ITEMS:
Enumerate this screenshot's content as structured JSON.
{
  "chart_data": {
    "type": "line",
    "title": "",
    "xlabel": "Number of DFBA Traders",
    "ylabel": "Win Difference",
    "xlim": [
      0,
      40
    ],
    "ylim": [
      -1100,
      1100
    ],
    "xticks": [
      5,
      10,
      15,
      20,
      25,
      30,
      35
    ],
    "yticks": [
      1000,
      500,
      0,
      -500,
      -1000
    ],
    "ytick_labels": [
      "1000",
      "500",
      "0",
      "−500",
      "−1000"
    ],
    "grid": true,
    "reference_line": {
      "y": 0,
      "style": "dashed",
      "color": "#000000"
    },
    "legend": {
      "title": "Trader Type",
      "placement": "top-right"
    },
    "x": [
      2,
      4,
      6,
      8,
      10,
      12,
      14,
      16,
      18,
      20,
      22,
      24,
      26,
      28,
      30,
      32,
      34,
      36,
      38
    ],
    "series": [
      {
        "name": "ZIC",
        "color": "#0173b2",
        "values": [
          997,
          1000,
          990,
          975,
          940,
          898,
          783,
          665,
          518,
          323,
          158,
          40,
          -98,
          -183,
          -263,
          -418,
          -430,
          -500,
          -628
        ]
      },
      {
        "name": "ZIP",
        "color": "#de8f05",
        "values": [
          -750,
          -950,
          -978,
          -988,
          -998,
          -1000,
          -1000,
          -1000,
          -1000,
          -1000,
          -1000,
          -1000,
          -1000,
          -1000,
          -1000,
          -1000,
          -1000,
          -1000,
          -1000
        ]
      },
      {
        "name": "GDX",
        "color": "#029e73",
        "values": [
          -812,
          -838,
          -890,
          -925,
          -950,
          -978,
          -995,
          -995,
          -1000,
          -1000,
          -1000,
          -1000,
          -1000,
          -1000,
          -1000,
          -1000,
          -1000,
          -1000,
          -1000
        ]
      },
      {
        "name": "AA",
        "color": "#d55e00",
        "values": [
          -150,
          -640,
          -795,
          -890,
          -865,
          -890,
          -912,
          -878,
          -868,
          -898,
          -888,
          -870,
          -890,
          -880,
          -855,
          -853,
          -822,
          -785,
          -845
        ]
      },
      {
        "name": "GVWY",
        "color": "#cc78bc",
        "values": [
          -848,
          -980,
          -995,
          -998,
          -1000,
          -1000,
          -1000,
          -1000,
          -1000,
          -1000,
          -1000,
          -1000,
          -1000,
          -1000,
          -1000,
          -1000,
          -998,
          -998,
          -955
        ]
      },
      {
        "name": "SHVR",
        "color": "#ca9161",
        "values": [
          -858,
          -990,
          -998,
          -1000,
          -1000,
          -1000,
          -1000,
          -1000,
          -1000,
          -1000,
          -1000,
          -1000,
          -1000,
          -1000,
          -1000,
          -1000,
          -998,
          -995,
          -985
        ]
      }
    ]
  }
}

WHAT THE TASK ASKS: Reproduce every line from the entries that holds the word "color".

TASK SOLUTION:
      "color": "#000000"
        "color": "#0173b2",
        "color": "#de8f05",
        "color": "#029e73",
        "color": "#d55e00",
        "color": "#cc78bc",
        "color": "#ca9161",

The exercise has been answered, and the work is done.